◆ SOURCE DATA ◆
╔══

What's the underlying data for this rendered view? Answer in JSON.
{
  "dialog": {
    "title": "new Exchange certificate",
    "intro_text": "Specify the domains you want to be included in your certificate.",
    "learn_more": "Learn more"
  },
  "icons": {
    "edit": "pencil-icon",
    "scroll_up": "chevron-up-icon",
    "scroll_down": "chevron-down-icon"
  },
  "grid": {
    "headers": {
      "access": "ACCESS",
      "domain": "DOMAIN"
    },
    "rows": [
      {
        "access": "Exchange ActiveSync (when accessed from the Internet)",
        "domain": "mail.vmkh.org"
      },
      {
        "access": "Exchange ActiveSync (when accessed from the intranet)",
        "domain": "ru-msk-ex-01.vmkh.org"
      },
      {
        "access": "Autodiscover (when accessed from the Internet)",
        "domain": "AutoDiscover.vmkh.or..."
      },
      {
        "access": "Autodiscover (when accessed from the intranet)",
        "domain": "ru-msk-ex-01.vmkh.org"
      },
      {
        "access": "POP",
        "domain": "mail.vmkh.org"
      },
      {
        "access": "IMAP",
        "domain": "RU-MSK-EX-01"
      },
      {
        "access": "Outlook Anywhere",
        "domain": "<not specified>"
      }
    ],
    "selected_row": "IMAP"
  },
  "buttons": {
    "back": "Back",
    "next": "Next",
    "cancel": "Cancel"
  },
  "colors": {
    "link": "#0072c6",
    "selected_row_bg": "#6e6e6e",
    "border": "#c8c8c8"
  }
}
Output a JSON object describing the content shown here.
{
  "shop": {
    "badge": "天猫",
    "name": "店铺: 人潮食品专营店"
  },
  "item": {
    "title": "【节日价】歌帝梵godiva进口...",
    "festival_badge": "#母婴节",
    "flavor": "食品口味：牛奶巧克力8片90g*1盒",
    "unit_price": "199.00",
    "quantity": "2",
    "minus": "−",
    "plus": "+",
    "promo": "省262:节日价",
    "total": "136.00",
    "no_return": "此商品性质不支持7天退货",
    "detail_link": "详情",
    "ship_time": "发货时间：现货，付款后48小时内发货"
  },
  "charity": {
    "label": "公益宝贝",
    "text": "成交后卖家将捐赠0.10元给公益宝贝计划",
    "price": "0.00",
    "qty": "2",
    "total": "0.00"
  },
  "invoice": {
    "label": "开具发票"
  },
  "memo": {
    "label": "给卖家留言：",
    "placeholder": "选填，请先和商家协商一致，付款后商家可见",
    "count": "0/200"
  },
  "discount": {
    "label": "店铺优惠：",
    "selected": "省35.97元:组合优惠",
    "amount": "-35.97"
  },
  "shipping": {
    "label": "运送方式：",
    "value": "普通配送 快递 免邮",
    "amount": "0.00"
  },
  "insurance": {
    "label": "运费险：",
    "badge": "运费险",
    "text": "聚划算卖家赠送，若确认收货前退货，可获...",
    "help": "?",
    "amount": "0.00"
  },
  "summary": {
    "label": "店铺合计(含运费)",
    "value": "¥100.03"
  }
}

╚══

◆ TASK STATEMENT ◆
Output the line containing "Output a JSON" and all lines after it to the end of the records, exactly as given.

◆ THE OUTPUT ◆
Output a JSON object describing the content shown here.
{
  "shop": {
    "badge": "天猫",
    "name": "店铺: 人潮食品专营店"
  },
  "item": {
    "title": "【节日价】歌帝梵godiva进口...",
    "festival_badge": "#母婴节",
    "flavor": "食品口味：牛奶巧克力8片90g*1盒",
    "unit_price": "199.00",
    "quantity": "2",
    "minus": "−",
    "plus": "+",
    "promo": "省262:节日价",
    "total": "136.00",
    "no_return": "此商品性质不支持7天退货",
    "detail_link": "详情",
    "ship_time": "发货时间：现货，付款后48小时内发货"
  },
  "charity": {
    "label": "公益宝贝",
    "text": "成交后卖家将捐赠0.10元给公益宝贝计划",
    "price": "0.00",
    "qty": "2",
    "total": "0.00"
  },
  "invoice": {
    "label": "开具发票"
  },
  "memo": {
    "label": "给卖家留言：",
    "placeholder": "选填，请先和商家协商一致，付款后商家可见",
    "count": "0/200"
  },
  "discount": {
    "label": "店铺优惠：",
    "selected": "省35.97元:组合优惠",
    "amount": "-35.97"
  },
  "shipping": {
    "label": "运送方式：",
    "value": "普通配送 快递 免邮",
    "amount": "0.00"
  },
  "insurance": {
    "label": "运费险：",
    "badge": "运费险",
    "text": "聚划算卖家赠送，若确认收货前退货，可获...",
    "help": "?",
    "amount": "0.00"
  },
  "summary": {
    "label": "店铺合计(含运费)",
    "value": "¥100.03"
  }
}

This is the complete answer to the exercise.